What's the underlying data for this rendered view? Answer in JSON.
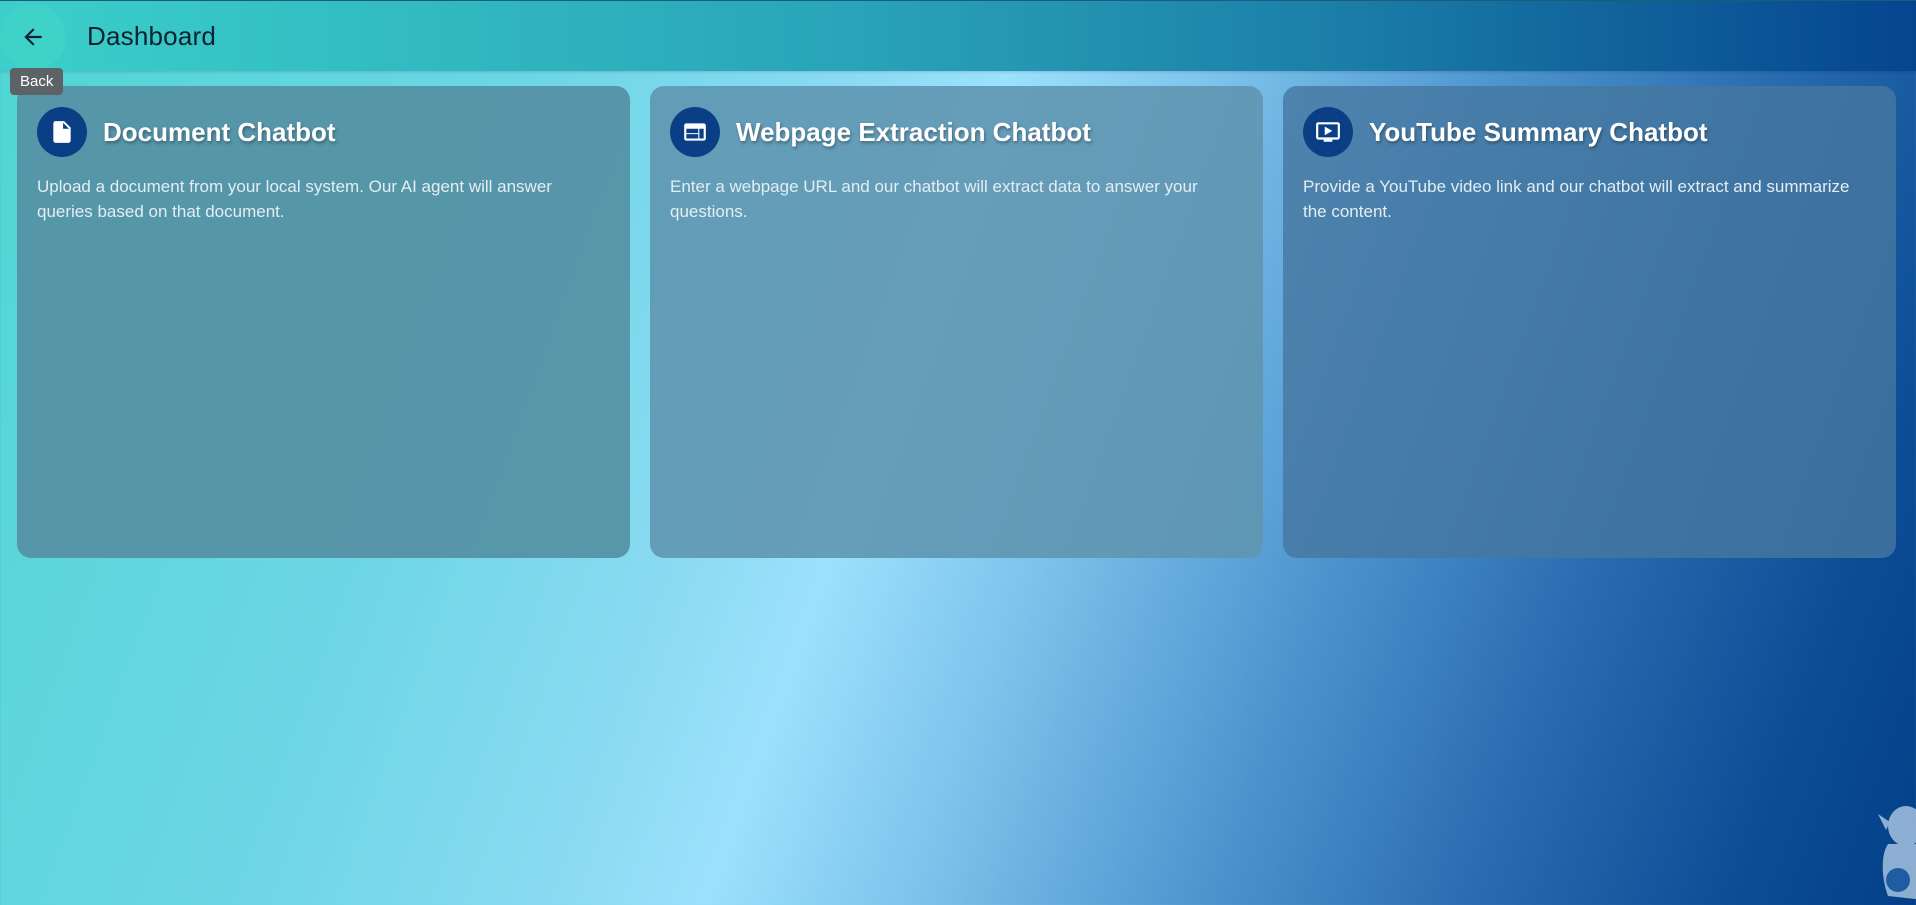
{
  "appbar": {
    "title": "Dashboard",
    "back_tooltip": "Back",
    "back_icon": "arrow-left-icon"
  },
  "cards": [
    {
      "title": "Document Chatbot",
      "description": "Upload a document from your local system. Our AI agent will answer queries based on that document.",
      "icon": "document-icon"
    },
    {
      "title": "Webpage Extraction Chatbot",
      "description": "Enter a webpage URL and our chatbot will extract data to answer your questions.",
      "icon": "webpage-icon"
    },
    {
      "title": "YouTube Summary Chatbot",
      "description": "Provide a YouTube video link and our chatbot will extract and summarize the content.",
      "icon": "video-screen-icon"
    }
  ],
  "colors": {
    "icon_circle": "#0a3f85",
    "appbar_start": "#3ccfca",
    "appbar_end": "#044590"
  }
}
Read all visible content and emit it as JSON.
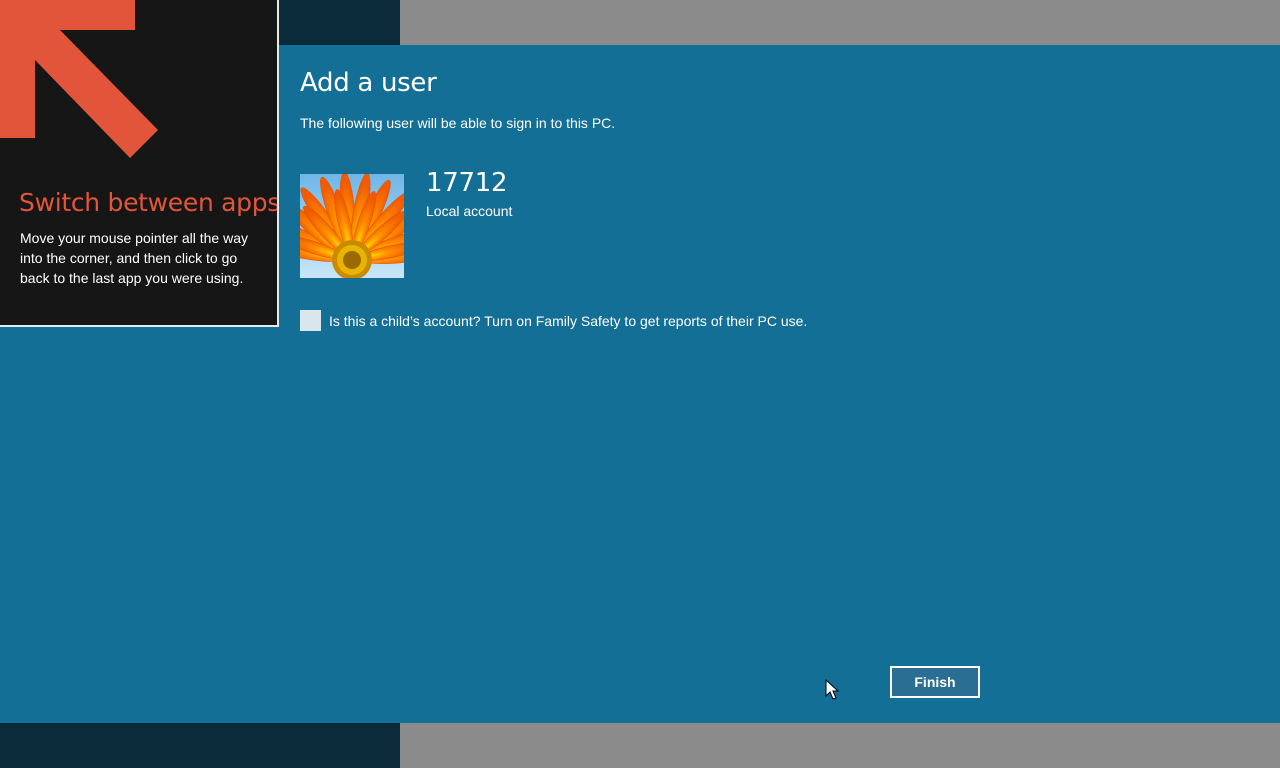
{
  "tip": {
    "title": "Switch between apps",
    "body": "Move your mouse pointer all the way into the corner, and then click to go back to the last app you were using.",
    "arrow_color": "#e2553a",
    "panel_color": "#161616"
  },
  "dialog": {
    "title": "Add a user",
    "subtitle": "The following user will be able to sign in to this PC.",
    "background_color": "#136f96",
    "user": {
      "name": "17712",
      "account_type": "Local account",
      "avatar": "orange-gerbera-flower-picture"
    },
    "child_account": {
      "label": "Is this a child’s account? Turn on Family Safety to get reports of their PC use.",
      "checked": false
    },
    "finish_label": "Finish"
  }
}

-.-.-

Pull every line containing the word "this" out of the entries above.

What's the underlying data for this rendered view? Answer in JSON.
    "subtitle": "The following user will be able to sign in to this PC.",
      "label": "Is this a child’s account? Turn on Family Safety to get reports of their PC use.",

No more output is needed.